» DATA ROWS:
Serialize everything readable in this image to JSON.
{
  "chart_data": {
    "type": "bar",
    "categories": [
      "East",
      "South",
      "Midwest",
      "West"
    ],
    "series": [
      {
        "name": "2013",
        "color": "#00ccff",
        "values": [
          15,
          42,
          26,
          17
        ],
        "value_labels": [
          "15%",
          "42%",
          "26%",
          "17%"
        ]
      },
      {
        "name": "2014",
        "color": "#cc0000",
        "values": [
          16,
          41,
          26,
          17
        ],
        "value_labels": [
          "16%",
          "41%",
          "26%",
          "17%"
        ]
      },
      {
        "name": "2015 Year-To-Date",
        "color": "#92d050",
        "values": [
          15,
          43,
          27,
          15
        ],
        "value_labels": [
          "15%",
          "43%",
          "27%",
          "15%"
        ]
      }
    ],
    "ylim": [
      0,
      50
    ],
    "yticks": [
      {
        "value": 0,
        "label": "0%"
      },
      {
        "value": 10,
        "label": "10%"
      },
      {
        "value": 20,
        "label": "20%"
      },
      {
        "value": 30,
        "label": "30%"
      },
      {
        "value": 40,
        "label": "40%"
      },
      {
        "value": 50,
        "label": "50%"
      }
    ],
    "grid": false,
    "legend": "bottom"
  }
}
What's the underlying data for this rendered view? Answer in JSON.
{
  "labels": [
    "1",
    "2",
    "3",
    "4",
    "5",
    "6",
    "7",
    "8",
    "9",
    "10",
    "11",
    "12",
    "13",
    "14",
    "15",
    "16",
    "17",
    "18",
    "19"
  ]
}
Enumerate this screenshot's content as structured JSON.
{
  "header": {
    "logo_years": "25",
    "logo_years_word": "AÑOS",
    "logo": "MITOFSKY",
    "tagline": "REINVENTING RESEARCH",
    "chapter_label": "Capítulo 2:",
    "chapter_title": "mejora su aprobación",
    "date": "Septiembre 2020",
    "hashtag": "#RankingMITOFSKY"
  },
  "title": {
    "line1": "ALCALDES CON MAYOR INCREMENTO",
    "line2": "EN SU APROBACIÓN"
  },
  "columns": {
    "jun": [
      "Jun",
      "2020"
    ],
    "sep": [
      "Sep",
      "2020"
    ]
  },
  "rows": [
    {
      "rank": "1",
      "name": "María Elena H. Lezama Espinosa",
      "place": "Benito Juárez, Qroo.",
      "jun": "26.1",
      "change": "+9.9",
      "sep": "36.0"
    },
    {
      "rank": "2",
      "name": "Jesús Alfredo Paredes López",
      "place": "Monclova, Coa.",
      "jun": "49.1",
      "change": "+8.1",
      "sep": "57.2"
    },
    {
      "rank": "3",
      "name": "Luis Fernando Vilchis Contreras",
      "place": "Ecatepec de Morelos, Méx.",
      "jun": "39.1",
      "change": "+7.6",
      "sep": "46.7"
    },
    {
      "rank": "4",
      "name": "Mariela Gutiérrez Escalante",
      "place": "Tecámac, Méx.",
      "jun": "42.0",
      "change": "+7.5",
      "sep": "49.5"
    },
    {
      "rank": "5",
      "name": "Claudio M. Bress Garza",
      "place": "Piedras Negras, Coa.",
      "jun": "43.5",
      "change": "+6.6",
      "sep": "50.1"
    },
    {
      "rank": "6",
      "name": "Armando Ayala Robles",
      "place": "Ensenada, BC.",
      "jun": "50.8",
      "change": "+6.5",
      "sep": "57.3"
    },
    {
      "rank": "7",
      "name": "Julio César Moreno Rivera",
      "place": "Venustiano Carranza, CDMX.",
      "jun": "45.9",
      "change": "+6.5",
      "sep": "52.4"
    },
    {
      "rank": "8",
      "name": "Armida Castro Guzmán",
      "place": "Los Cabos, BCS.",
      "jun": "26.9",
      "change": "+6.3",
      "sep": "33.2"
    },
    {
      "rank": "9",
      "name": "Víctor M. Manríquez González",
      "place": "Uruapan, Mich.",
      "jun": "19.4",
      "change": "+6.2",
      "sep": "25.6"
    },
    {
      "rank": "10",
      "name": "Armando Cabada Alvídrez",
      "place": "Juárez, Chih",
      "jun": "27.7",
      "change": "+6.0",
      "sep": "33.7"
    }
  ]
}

» OBJECTIVE:
Every record shown above should be written out again exactly.

» TASK SOLUTION:
Serialize everything readable in this image to JSON.
{
  "chart_data": {
    "type": "bar",
    "categories": [
      "East",
      "South",
      "Midwest",
      "West"
    ],
    "series": [
      {
        "name": "2013",
        "color": "#00ccff",
        "values": [
          15,
          42,
          26,
          17
        ],
        "value_labels": [
          "15%",
          "42%",
          "26%",
          "17%"
        ]
      },
      {
        "name": "2014",
        "color": "#cc0000",
        "values": [
          16,
          41,
          26,
          17
        ],
        "value_labels": [
          "16%",
          "41%",
          "26%",
          "17%"
        ]
      },
      {
        "name": "2015 Year-To-Date",
        "color": "#92d050",
        "values": [
          15,
          43,
          27,
          15
        ],
        "value_labels": [
          "15%",
          "43%",
          "27%",
          "15%"
        ]
      }
    ],
    "ylim": [
      0,
      50
    ],
    "yticks": [
      {
        "value": 0,
        "label": "0%"
      },
      {
        "value": 10,
        "label": "10%"
      },
      {
        "value": 20,
        "label": "20%"
      },
      {
        "value": 30,
        "label": "30%"
      },
      {
        "value": 40,
        "label": "40%"
      },
      {
        "value": 50,
        "label": "50%"
      }
    ],
    "grid": false,
    "legend": "bottom"
  }
}
What's the underlying data for this rendered view? Answer in JSON.
{
  "labels": [
    "1",
    "2",
    "3",
    "4",
    "5",
    "6",
    "7",
    "8",
    "9",
    "10",
    "11",
    "12",
    "13",
    "14",
    "15",
    "16",
    "17",
    "18",
    "19"
  ]
}
Enumerate this screenshot's content as structured JSON.
{
  "header": {
    "logo_years": "25",
    "logo_years_word": "AÑOS",
    "logo": "MITOFSKY",
    "tagline": "REINVENTING RESEARCH",
    "chapter_label": "Capítulo 2:",
    "chapter_title": "mejora su aprobación",
    "date": "Septiembre 2020",
    "hashtag": "#RankingMITOFSKY"
  },
  "title": {
    "line1": "ALCALDES CON MAYOR INCREMENTO",
    "line2": "EN SU APROBACIÓN"
  },
  "columns": {
    "jun": [
      "Jun",
      "2020"
    ],
    "sep": [
      "Sep",
      "2020"
    ]
  },
  "rows": [
    {
      "rank": "1",
      "name": "María Elena H. Lezama Espinosa",
      "place": "Benito Juárez, Qroo.",
      "jun": "26.1",
      "change": "+9.9",
      "sep": "36.0"
    },
    {
      "rank": "2",
      "name": "Jesús Alfredo Paredes López",
      "place": "Monclova, Coa.",
      "jun": "49.1",
      "change": "+8.1",
      "sep": "57.2"
    },
    {
      "rank": "3",
      "name": "Luis Fernando Vilchis Contreras",
      "place": "Ecatepec de Morelos, Méx.",
      "jun": "39.1",
      "change": "+7.6",
      "sep": "46.7"
    },
    {
      "rank": "4",
      "name": "Mariela Gutiérrez Escalante",
      "place": "Tecámac, Méx.",
      "jun": "42.0",
      "change": "+7.5",
      "sep": "49.5"
    },
    {
      "rank": "5",
      "name": "Claudio M. Bress Garza",
      "place": "Piedras Negras, Coa.",
      "jun": "43.5",
      "change": "+6.6",
      "sep": "50.1"
    },
    {
      "rank": "6",
      "name": "Armando Ayala Robles",
      "place": "Ensenada, BC.",
      "jun": "50.8",
      "change": "+6.5",
      "sep": "57.3"
    },
    {
      "rank": "7",
      "name": "Julio César Moreno Rivera",
      "place": "Venustiano Carranza, CDMX.",
      "jun": "45.9",
      "change": "+6.5",
      "sep": "52.4"
    },
    {
      "rank": "8",
      "name": "Armida Castro Guzmán",
      "place": "Los Cabos, BCS.",
      "jun": "26.9",
      "change": "+6.3",
      "sep": "33.2"
    },
    {
      "rank": "9",
      "name": "Víctor M. Manríquez González",
      "place": "Uruapan, Mich.",
      "jun": "19.4",
      "change": "+6.2",
      "sep": "25.6"
    },
    {
      "rank": "10",
      "name": "Armando Cabada Alvídrez",
      "place": "Juárez, Chih",
      "jun": "27.7",
      "change": "+6.0",
      "sep": "33.7"
    }
  ]
}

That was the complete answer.